- [Instructions for the task] Search the listing below for the word "document" and copy each line that holds it.

-----

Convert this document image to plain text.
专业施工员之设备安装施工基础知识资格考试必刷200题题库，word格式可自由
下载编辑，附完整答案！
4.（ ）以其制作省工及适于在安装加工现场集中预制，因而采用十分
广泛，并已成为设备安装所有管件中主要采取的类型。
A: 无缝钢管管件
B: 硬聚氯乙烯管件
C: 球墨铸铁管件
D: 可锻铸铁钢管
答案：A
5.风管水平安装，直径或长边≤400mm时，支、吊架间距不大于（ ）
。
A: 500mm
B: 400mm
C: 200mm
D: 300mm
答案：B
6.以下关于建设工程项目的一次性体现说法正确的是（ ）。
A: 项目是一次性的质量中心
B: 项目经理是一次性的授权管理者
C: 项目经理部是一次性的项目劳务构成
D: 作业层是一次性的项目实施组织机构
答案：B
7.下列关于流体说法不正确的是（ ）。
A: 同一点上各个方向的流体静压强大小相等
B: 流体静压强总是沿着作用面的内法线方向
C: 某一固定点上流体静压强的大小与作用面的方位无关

-----

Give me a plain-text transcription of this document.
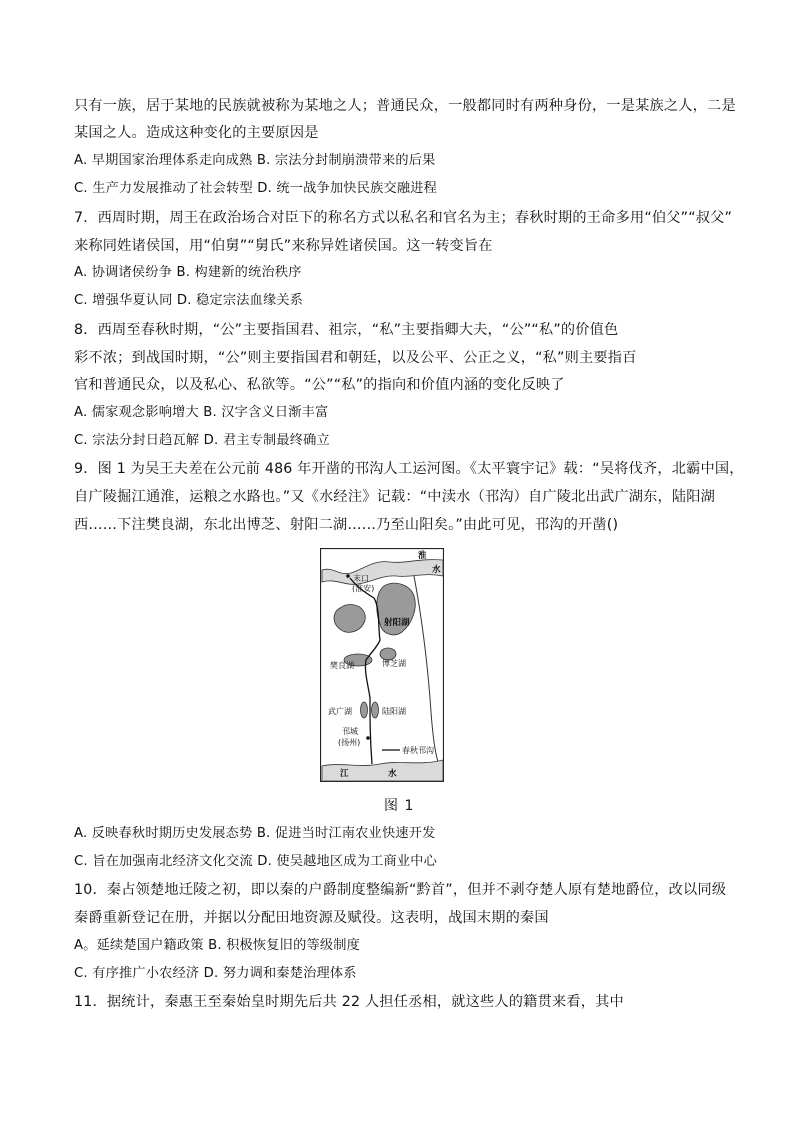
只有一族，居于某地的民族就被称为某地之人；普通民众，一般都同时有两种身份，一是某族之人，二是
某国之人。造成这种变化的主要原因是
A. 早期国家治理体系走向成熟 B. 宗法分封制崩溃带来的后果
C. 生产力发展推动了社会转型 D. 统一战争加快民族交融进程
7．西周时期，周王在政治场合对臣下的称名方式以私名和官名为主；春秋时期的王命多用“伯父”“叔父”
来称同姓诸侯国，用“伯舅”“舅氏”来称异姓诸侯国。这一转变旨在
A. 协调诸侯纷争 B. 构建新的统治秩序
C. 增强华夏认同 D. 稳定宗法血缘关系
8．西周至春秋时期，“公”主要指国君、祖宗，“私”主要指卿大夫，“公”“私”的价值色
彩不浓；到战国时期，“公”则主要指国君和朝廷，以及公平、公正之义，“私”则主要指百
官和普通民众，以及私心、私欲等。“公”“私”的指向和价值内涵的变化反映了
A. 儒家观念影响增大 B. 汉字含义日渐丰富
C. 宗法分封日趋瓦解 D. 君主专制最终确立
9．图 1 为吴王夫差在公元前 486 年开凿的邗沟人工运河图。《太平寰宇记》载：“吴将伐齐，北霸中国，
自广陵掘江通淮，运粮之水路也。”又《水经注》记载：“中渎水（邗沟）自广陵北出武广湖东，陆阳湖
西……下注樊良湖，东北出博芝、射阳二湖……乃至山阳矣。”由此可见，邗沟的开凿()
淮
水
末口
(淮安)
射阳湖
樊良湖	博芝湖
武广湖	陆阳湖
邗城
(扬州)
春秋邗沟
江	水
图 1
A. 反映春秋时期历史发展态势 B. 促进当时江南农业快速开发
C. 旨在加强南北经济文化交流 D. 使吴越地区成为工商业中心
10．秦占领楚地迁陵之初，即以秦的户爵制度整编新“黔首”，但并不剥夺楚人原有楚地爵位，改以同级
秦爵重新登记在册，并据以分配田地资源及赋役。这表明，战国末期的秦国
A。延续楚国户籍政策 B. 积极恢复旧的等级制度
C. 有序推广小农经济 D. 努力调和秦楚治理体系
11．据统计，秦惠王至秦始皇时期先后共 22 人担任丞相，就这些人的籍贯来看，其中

-----

- [Correct output]
Convert this document image to plain text.
Give me a plain-text transcription of this document.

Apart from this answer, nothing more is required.